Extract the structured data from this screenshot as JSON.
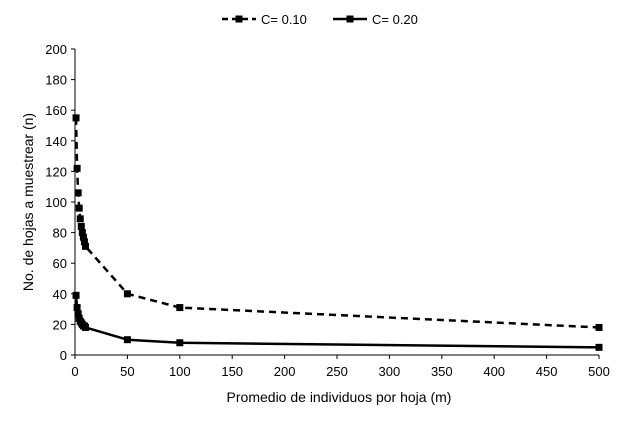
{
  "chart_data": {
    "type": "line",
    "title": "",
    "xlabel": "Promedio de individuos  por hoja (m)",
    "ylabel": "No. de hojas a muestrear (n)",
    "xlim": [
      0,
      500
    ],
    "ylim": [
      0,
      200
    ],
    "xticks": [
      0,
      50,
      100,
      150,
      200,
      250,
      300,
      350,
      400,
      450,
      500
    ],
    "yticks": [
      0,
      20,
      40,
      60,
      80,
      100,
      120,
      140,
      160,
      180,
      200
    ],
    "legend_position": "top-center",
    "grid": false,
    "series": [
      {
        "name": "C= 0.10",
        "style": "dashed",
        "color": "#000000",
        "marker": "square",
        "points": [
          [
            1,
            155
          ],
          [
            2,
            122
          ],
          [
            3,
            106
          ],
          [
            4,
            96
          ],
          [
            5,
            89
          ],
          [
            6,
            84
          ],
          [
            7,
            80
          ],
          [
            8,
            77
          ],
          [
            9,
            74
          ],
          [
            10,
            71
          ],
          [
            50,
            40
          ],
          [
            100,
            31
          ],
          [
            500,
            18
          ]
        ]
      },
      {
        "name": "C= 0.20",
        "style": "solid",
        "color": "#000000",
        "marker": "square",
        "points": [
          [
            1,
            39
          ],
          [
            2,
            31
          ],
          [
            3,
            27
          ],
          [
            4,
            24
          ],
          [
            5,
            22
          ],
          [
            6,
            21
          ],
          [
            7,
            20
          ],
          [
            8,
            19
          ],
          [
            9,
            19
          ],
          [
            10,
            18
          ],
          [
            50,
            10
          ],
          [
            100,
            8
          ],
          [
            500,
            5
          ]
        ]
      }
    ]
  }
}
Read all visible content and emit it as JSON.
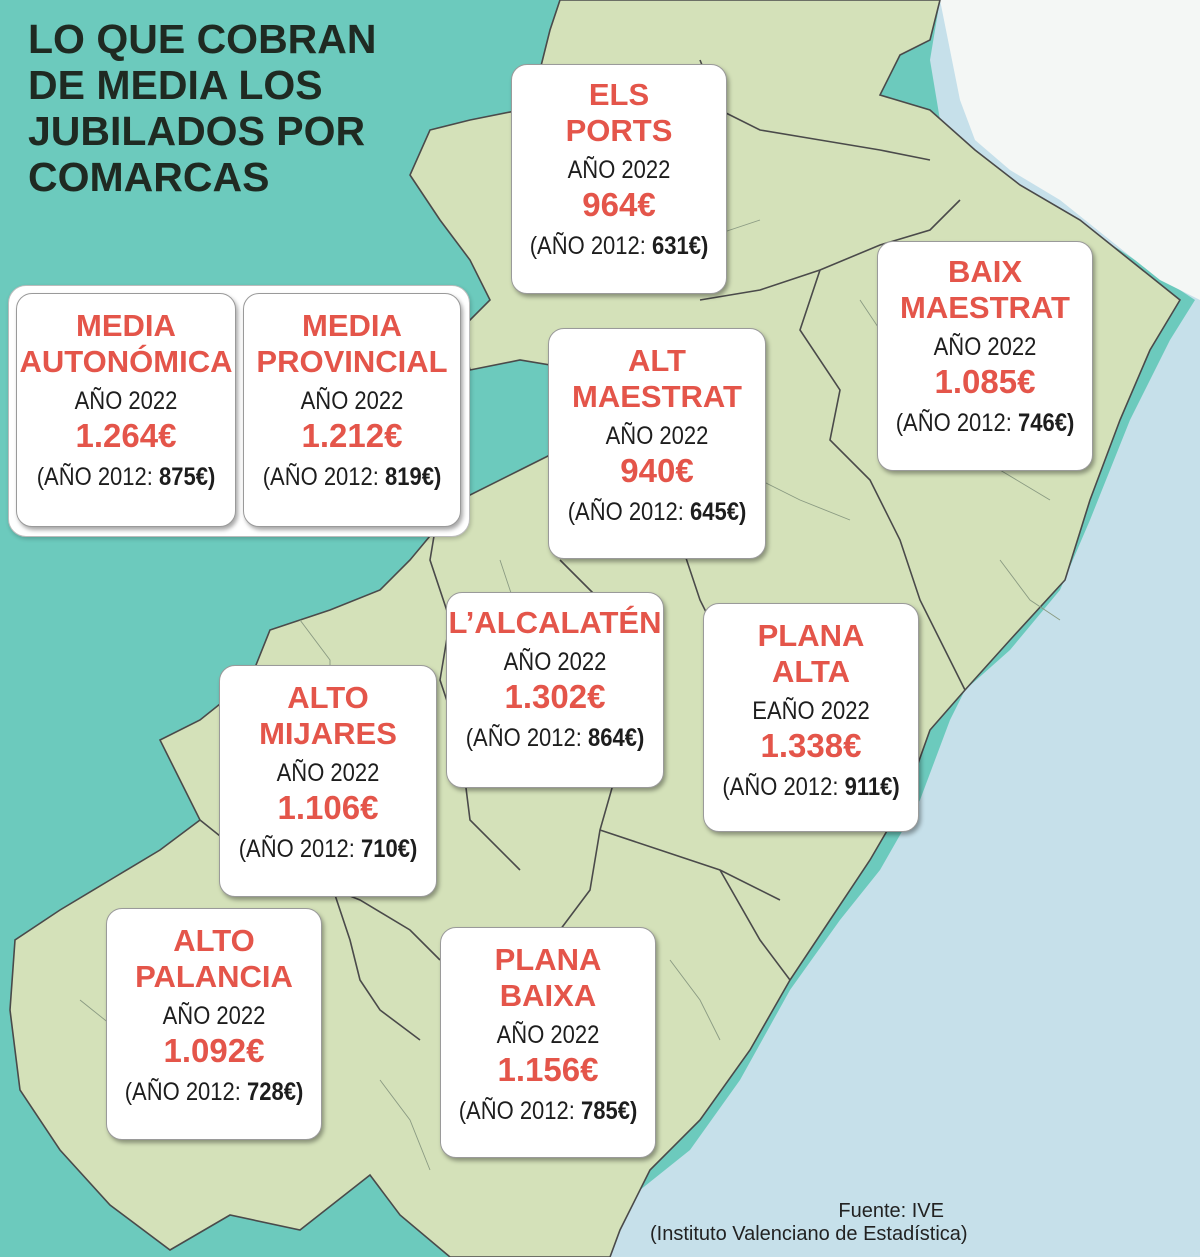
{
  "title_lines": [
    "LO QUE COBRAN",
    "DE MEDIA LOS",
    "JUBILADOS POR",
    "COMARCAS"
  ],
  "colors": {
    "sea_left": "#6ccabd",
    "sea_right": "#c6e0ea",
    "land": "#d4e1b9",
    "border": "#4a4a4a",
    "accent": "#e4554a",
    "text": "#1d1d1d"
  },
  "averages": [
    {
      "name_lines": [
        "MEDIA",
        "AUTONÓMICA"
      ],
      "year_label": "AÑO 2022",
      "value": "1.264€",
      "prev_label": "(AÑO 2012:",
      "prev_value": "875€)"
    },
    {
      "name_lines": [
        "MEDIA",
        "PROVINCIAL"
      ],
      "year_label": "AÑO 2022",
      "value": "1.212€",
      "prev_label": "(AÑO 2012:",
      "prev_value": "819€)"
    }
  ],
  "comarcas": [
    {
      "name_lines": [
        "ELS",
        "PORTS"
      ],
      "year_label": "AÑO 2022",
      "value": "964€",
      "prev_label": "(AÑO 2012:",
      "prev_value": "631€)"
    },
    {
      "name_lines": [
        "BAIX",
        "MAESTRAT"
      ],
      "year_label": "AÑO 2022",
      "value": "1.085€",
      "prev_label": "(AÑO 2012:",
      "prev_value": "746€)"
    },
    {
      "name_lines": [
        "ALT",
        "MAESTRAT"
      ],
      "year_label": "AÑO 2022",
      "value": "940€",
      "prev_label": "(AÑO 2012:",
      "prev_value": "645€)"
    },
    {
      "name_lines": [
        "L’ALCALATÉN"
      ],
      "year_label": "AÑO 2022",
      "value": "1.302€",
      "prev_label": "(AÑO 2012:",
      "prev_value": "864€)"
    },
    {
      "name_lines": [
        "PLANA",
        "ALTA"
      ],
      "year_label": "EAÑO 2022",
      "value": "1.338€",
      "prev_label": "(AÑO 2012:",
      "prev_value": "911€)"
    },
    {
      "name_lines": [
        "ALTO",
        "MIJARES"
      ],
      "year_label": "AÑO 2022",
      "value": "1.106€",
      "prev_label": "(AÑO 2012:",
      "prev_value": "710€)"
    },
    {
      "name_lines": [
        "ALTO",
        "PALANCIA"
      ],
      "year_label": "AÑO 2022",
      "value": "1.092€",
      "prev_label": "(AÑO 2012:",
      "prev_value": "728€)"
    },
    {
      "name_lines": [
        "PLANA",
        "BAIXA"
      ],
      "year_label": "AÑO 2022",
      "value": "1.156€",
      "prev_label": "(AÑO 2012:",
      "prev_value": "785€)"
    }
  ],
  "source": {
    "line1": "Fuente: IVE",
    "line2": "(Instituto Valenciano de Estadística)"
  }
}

# WORK TO DO:
Repeat every record above exactly, but leave out any pictures.

# TASK ANSWER:
Extract the structured data from this screenshot as JSON.
{
  "chart_data": {
    "type": "line",
    "title": "",
    "xlabel": "Promedio de individuos  por hoja (m)",
    "ylabel": "No. de hojas a muestrear (n)",
    "xlim": [
      0,
      500
    ],
    "ylim": [
      0,
      200
    ],
    "xticks": [
      0,
      50,
      100,
      150,
      200,
      250,
      300,
      350,
      400,
      450,
      500
    ],
    "yticks": [
      0,
      20,
      40,
      60,
      80,
      100,
      120,
      140,
      160,
      180,
      200
    ],
    "legend_position": "top-center",
    "grid": false,
    "series": [
      {
        "name": "C= 0.10",
        "style": "dashed",
        "color": "#000000",
        "marker": "square",
        "points": [
          [
            1,
            155
          ],
          [
            2,
            122
          ],
          [
            3,
            106
          ],
          [
            4,
            96
          ],
          [
            5,
            89
          ],
          [
            6,
            84
          ],
          [
            7,
            80
          ],
          [
            8,
            77
          ],
          [
            9,
            74
          ],
          [
            10,
            71
          ],
          [
            50,
            40
          ],
          [
            100,
            31
          ],
          [
            500,
            18
          ]
        ]
      },
      {
        "name": "C= 0.20",
        "style": "solid",
        "color": "#000000",
        "marker": "square",
        "points": [
          [
            1,
            39
          ],
          [
            2,
            31
          ],
          [
            3,
            27
          ],
          [
            4,
            24
          ],
          [
            5,
            22
          ],
          [
            6,
            21
          ],
          [
            7,
            20
          ],
          [
            8,
            19
          ],
          [
            9,
            19
          ],
          [
            10,
            18
          ],
          [
            50,
            10
          ],
          [
            100,
            8
          ],
          [
            500,
            5
          ]
        ]
      }
    ]
  }
}
Read all visible content and emit it as JSON.
{
  "title_lines": [
    "LO QUE COBRAN",
    "DE MEDIA LOS",
    "JUBILADOS POR",
    "COMARCAS"
  ],
  "colors": {
    "sea_left": "#6ccabd",
    "sea_right": "#c6e0ea",
    "land": "#d4e1b9",
    "border": "#4a4a4a",
    "accent": "#e4554a",
    "text": "#1d1d1d"
  },
  "averages": [
    {
      "name_lines": [
        "MEDIA",
        "AUTONÓMICA"
      ],
      "year_label": "AÑO 2022",
      "value": "1.264€",
      "prev_label": "(AÑO 2012:",
      "prev_value": "875€)"
    },
    {
      "name_lines": [
        "MEDIA",
        "PROVINCIAL"
      ],
      "year_label": "AÑO 2022",
      "value": "1.212€",
      "prev_label": "(AÑO 2012:",
      "prev_value": "819€)"
    }
  ],
  "comarcas": [
    {
      "name_lines": [
        "ELS",
        "PORTS"
      ],
      "year_label": "AÑO 2022",
      "value": "964€",
      "prev_label": "(AÑO 2012:",
      "prev_value": "631€)"
    },
    {
      "name_lines": [
        "BAIX",
        "MAESTRAT"
      ],
      "year_label": "AÑO 2022",
      "value": "1.085€",
      "prev_label": "(AÑO 2012:",
      "prev_value": "746€)"
    },
    {
      "name_lines": [
        "ALT",
        "MAESTRAT"
      ],
      "year_label": "AÑO 2022",
      "value": "940€",
      "prev_label": "(AÑO 2012:",
      "prev_value": "645€)"
    },
    {
      "name_lines": [
        "L’ALCALATÉN"
      ],
      "year_label": "AÑO 2022",
      "value": "1.302€",
      "prev_label": "(AÑO 2012:",
      "prev_value": "864€)"
    },
    {
      "name_lines": [
        "PLANA",
        "ALTA"
      ],
      "year_label": "EAÑO 2022",
      "value": "1.338€",
      "prev_label": "(AÑO 2012:",
      "prev_value": "911€)"
    },
    {
      "name_lines": [
        "ALTO",
        "MIJARES"
      ],
      "year_label": "AÑO 2022",
      "value": "1.106€",
      "prev_label": "(AÑO 2012:",
      "prev_value": "710€)"
    },
    {
      "name_lines": [
        "ALTO",
        "PALANCIA"
      ],
      "year_label": "AÑO 2022",
      "value": "1.092€",
      "prev_label": "(AÑO 2012:",
      "prev_value": "728€)"
    },
    {
      "name_lines": [
        "PLANA",
        "BAIXA"
      ],
      "year_label": "AÑO 2022",
      "value": "1.156€",
      "prev_label": "(AÑO 2012:",
      "prev_value": "785€)"
    }
  ],
  "source": {
    "line1": "Fuente: IVE",
    "line2": "(Instituto Valenciano de Estadística)"
  }
}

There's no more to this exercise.